Aim —
Images are not part of the copy; write out the rest of the data exactly as given.
────────────────────
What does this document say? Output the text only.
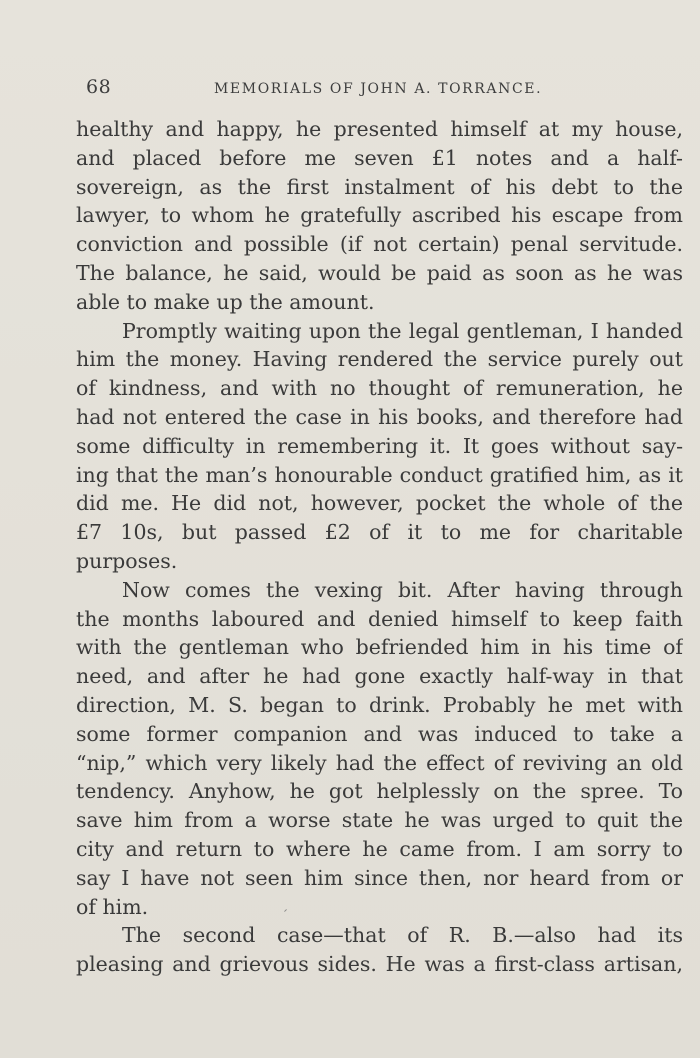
68	MEMORIALS OF JOHN A. TORRANCE.
healthy and happy, he presented himself at my house,
and placed before me seven £1 notes and a half-
sovereign, as the first instalment of his debt to the
lawyer, to whom he gratefully ascribed his escape from
conviction and possible (if not certain) penal servitude.
The balance, he said, would be paid as soon as he was
able to make up the amount.
Promptly waiting upon the legal gentleman, I handed
him the money. Having rendered the service purely out
of kindness, and with no thought of remuneration, he
had not entered the case in his books, and therefore had
some difficulty in remembering it. It goes without say-
ing that the man’s honourable conduct gratified him, as it
did me. He did not, however, pocket the whole of the
£7 10s, but passed £2 of it to me for charitable
purposes.
Now comes the vexing bit. After having through
the months laboured and denied himself to keep faith
with the gentleman who befriended him in his time of
need, and after he had gone exactly half-way in that
direction, M. S. began to drink. Probably he met with
some former companion and was induced to take a
“nip,” which very likely had the effect of reviving an old
tendency. Anyhow, he got helplessly on the spree. To
save him from a worse state he was urged to quit the
city and return to where he came from. I am sorry to
say I have not seen him since then, nor heard from or
of him.
The second case—that of R. B.—also had its
pleasing and grievous sides. He was a first-class artisan,
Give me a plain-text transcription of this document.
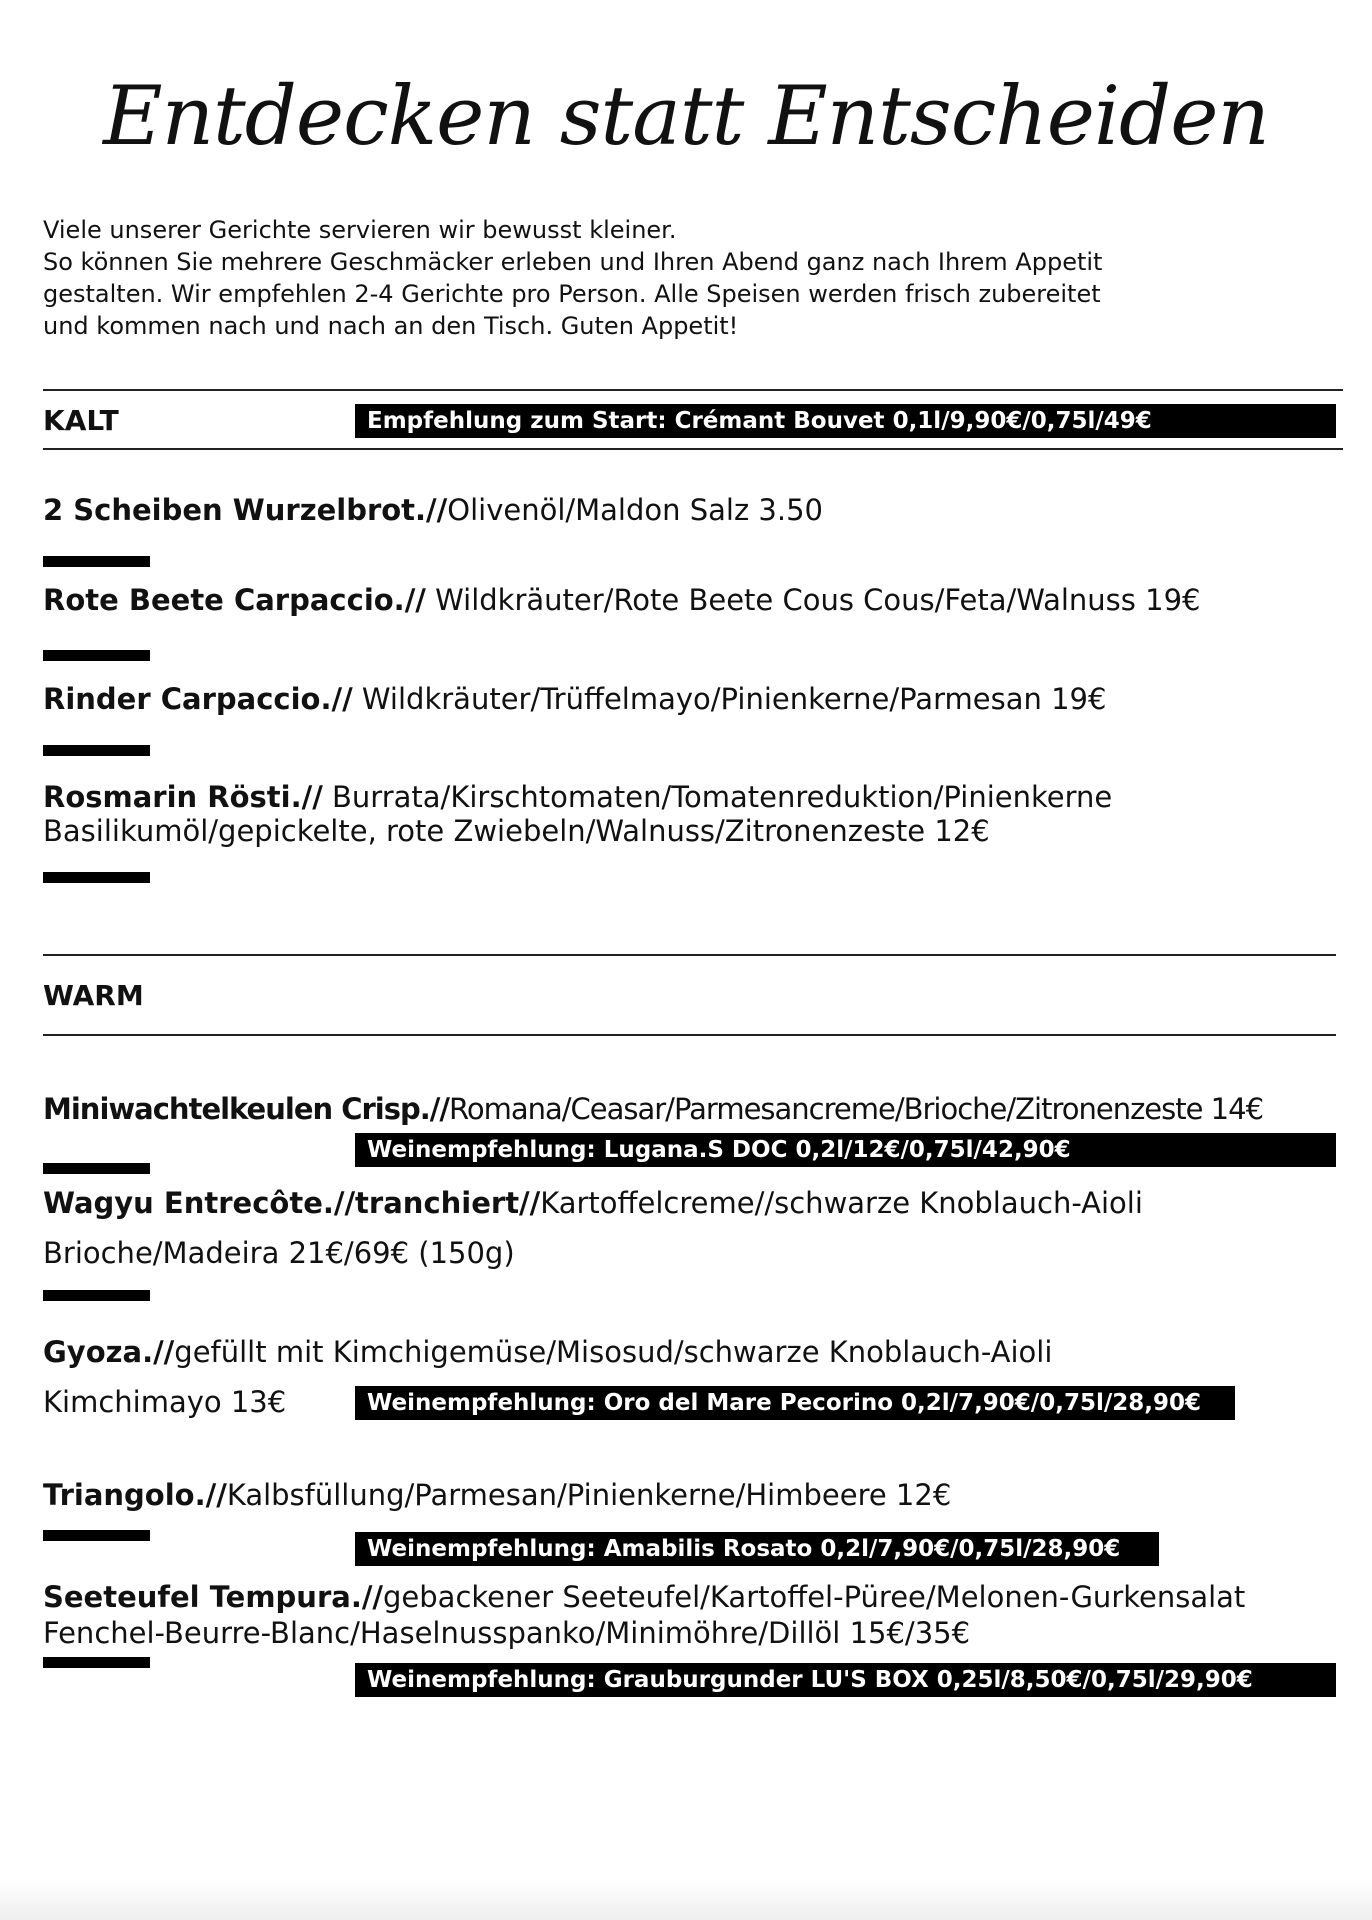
Entdecken statt Entscheiden
Viele unserer Gerichte servieren wir bewusst kleiner.
So können Sie mehrere Geschmäcker erleben und Ihren Abend ganz nach Ihrem Appetit
gestalten. Wir empfehlen 2-4 Gerichte pro Person. Alle Speisen werden frisch zubereitet
und kommen nach und nach an den Tisch. Guten Appetit!
KALT	Empfehlung zum Start: Crémant Bouvet 0,1l/9,90€/0,75l/49€
2 Scheiben Wurzelbrot.//Olivenöl/Maldon Salz 3.50
Rote Beete Carpaccio.// Wildkräuter/Rote Beete Cous Cous/Feta/Walnuss 19€
Rinder Carpaccio.// Wildkräuter/Trüffelmayo/Pinienkerne/Parmesan 19€
Rosmarin Rösti.// Burrata/Kirschtomaten/Tomatenreduktion/Pinienkerne
Basilikumöl/gepickelte, rote Zwiebeln/Walnuss/Zitronenzeste 12€
WARM
Miniwachtelkeulen Crisp.//Romana/Ceasar/Parmesancreme/Brioche/Zitronenzeste 14€
Weinempfehlung: Lugana.S DOC 0,2l/12€/0,75l/42,90€
Wagyu Entrecôte.//tranchiert//Kartoffelcreme//schwarze Knoblauch-Aioli
Brioche/Madeira 21€/69€ (150g)
Gyoza.//gefüllt mit Kimchigemüse/Misosud/schwarze Knoblauch-Aioli
Kimchimayo 13€	Weinempfehlung: Oro del Mare Pecorino 0,2l/7,90€/0,75l/28,90€
Triangolo.//Kalbsfüllung/Parmesan/Pinienkerne/Himbeere 12€
Weinempfehlung: Amabilis Rosato 0,2l/7,90€/0,75l/28,90€
Seeteufel Tempura.//gebackener Seeteufel/Kartoffel-Püree/Melonen-Gurkensalat
Fenchel-Beurre-Blanc/Haselnusspanko/Minimöhre/Dillöl 15€/35€
Weinempfehlung: Grauburgunder LU'S BOX 0,25l/8,50€/0,75l/29,90€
────────────────────
Reply to the exercise —
What does this document say? Output the text only.
68	MEMORIALS OF JOHN A. TORRANCE.
healthy and happy, he presented himself at my house,
and placed before me seven £1 notes and a half-
sovereign, as the first instalment of his debt to the
lawyer, to whom he gratefully ascribed his escape from
conviction and possible (if not certain) penal servitude.
The balance, he said, would be paid as soon as he was
able to make up the amount.
Promptly waiting upon the legal gentleman, I handed
him the money. Having rendered the service purely out
of kindness, and with no thought of remuneration, he
had not entered the case in his books, and therefore had
some difficulty in remembering it. It goes without say-
ing that the man’s honourable conduct gratified him, as it
did me. He did not, however, pocket the whole of the
£7 10s, but passed £2 of it to me for charitable
purposes.
Now comes the vexing bit. After having through
the months laboured and denied himself to keep faith
with the gentleman who befriended him in his time of
need, and after he had gone exactly half-way in that
direction, M. S. began to drink. Probably he met with
some former companion and was induced to take a
“nip,” which very likely had the effect of reviving an old
tendency. Anyhow, he got helplessly on the spree. To
save him from a worse state he was urged to quit the
city and return to where he came from. I am sorry to
say I have not seen him since then, nor heard from or
of him.
The second case—that of R. B.—also had its
pleasing and grievous sides. He was a first-class artisan,
Give me a plain-text transcription of this document.
Entdecken statt Entscheiden
Viele unserer Gerichte servieren wir bewusst kleiner.
So können Sie mehrere Geschmäcker erleben und Ihren Abend ganz nach Ihrem Appetit
gestalten. Wir empfehlen 2-4 Gerichte pro Person. Alle Speisen werden frisch zubereitet
und kommen nach und nach an den Tisch. Guten Appetit!
KALT	Empfehlung zum Start: Crémant Bouvet 0,1l/9,90€/0,75l/49€
2 Scheiben Wurzelbrot.//Olivenöl/Maldon Salz 3.50
Rote Beete Carpaccio.// Wildkräuter/Rote Beete Cous Cous/Feta/Walnuss 19€
Rinder Carpaccio.// Wildkräuter/Trüffelmayo/Pinienkerne/Parmesan 19€
Rosmarin Rösti.// Burrata/Kirschtomaten/Tomatenreduktion/Pinienkerne
Basilikumöl/gepickelte, rote Zwiebeln/Walnuss/Zitronenzeste 12€
WARM
Miniwachtelkeulen Crisp.//Romana/Ceasar/Parmesancreme/Brioche/Zitronenzeste 14€
Weinempfehlung: Lugana.S DOC 0,2l/12€/0,75l/42,90€
Wagyu Entrecôte.//tranchiert//Kartoffelcreme//schwarze Knoblauch-Aioli
Brioche/Madeira 21€/69€ (150g)
Gyoza.//gefüllt mit Kimchigemüse/Misosud/schwarze Knoblauch-Aioli
Kimchimayo 13€	Weinempfehlung: Oro del Mare Pecorino 0,2l/7,90€/0,75l/28,90€
Triangolo.//Kalbsfüllung/Parmesan/Pinienkerne/Himbeere 12€
Weinempfehlung: Amabilis Rosato 0,2l/7,90€/0,75l/28,90€
Seeteufel Tempura.//gebackener Seeteufel/Kartoffel-Püree/Melonen-Gurkensalat
Fenchel-Beurre-Blanc/Haselnusspanko/Minimöhre/Dillöl 15€/35€
Weinempfehlung: Grauburgunder LU'S BOX 0,25l/8,50€/0,75l/29,90€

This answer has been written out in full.